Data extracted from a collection
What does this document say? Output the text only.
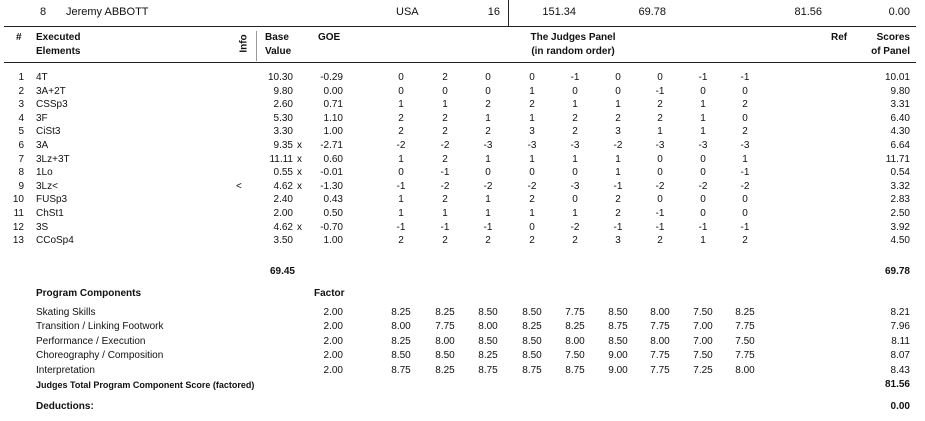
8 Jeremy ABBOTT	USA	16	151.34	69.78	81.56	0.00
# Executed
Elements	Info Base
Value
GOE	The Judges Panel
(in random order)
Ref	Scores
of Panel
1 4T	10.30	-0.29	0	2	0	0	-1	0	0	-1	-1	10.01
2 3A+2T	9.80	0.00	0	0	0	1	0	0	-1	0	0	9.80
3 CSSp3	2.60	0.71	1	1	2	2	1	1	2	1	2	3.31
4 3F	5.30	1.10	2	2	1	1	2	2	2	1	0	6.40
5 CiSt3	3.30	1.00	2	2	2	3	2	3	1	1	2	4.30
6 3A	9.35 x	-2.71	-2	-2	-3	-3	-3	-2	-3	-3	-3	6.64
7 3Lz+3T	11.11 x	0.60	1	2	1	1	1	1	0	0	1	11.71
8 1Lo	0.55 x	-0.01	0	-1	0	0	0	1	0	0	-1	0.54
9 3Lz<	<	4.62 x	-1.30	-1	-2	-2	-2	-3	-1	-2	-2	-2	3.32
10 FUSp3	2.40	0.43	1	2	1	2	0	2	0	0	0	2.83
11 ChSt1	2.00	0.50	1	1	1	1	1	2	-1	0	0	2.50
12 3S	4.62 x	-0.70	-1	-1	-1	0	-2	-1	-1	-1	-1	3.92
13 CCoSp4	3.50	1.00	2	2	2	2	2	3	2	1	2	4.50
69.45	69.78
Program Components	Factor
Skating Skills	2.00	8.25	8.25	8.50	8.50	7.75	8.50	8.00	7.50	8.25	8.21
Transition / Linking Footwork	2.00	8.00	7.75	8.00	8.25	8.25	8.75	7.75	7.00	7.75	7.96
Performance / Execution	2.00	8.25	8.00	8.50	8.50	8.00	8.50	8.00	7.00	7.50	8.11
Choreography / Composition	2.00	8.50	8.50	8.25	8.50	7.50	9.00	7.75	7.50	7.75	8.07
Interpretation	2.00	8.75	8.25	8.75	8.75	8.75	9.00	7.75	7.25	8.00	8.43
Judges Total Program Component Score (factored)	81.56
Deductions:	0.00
---
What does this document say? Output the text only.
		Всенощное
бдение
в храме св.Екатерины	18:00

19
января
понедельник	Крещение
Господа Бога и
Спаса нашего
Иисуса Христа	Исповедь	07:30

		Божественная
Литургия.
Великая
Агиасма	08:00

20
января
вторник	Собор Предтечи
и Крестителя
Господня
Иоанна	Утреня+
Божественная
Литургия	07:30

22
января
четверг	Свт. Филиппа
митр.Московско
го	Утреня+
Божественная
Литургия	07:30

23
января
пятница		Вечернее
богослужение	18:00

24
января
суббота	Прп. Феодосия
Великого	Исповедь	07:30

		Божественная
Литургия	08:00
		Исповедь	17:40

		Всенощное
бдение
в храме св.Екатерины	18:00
* * *
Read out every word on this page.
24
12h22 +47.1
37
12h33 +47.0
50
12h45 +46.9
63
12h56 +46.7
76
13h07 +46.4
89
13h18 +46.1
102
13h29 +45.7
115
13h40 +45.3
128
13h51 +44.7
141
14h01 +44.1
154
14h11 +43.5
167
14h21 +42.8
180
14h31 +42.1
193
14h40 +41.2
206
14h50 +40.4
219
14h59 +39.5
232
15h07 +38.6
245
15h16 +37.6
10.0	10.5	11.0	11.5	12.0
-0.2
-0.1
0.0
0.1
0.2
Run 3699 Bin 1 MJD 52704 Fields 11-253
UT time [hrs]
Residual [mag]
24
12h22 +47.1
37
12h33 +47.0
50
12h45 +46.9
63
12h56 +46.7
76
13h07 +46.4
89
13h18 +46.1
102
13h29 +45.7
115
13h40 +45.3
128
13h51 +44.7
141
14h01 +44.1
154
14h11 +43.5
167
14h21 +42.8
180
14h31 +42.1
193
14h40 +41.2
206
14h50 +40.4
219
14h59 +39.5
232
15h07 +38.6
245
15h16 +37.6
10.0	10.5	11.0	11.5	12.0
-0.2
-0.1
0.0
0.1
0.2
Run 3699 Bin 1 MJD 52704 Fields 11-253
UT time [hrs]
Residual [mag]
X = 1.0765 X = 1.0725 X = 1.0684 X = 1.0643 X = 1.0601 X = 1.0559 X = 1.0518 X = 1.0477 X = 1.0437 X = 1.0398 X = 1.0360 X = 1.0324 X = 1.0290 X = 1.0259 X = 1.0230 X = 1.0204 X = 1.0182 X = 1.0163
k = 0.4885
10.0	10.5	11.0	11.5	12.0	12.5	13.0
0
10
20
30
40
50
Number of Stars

TASK DIRECTIONS. Copy and report every line where the word "Исповедь" is present.

CORRECT OUTPUT.
Иисуса Христа	Исповедь	07:30
Великого	Исповедь	07:30
		Исповедь	17:40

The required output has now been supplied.